Data listing →
::::::::
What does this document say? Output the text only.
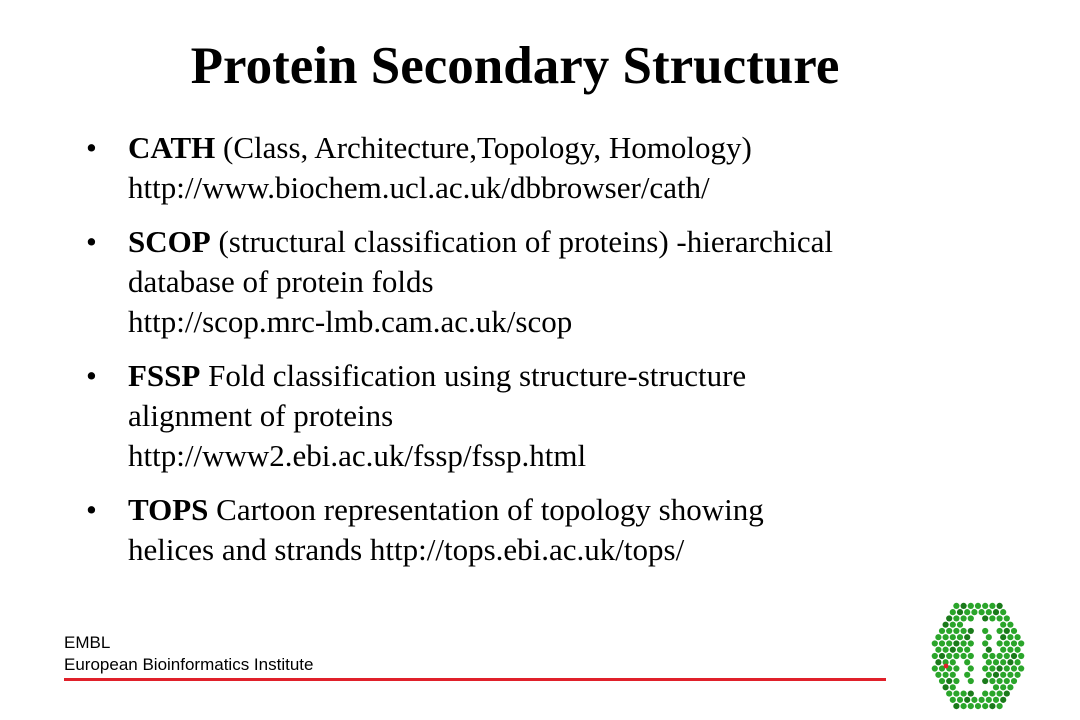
Protein Secondary Structure
• CATH (Class, Architecture,Topology, Homology)
http://www.biochem.ucl.ac.uk/dbbrowser/cath/
• SCOP (structural classification of proteins) -hierarchical
database of protein folds
http://scop.mrc-lmb.cam.ac.uk/scop
• FSSP Fold classification using structure-structure
alignment of proteins
http://www2.ebi.ac.uk/fssp/fssp.html
• TOPS Cartoon representation of topology showing
helices and strands http://tops.ebi.ac.uk/tops/
EMBL
European Bioinformatics Institute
::::::::
Transcribe each line above verbatim, with the pictures left out.

Task answer →
What does this document say? Output the text only.
Protein Secondary Structure
• CATH (Class, Architecture,Topology, Homology)
http://www.biochem.ucl.ac.uk/dbbrowser/cath/
• SCOP (structural classification of proteins) -hierarchical
database of protein folds
http://scop.mrc-lmb.cam.ac.uk/scop
• FSSP Fold classification using structure-structure
alignment of proteins
http://www2.ebi.ac.uk/fssp/fssp.html
• TOPS Cartoon representation of topology showing
helices and strands http://tops.ebi.ac.uk/tops/
EMBL
European Bioinformatics Institute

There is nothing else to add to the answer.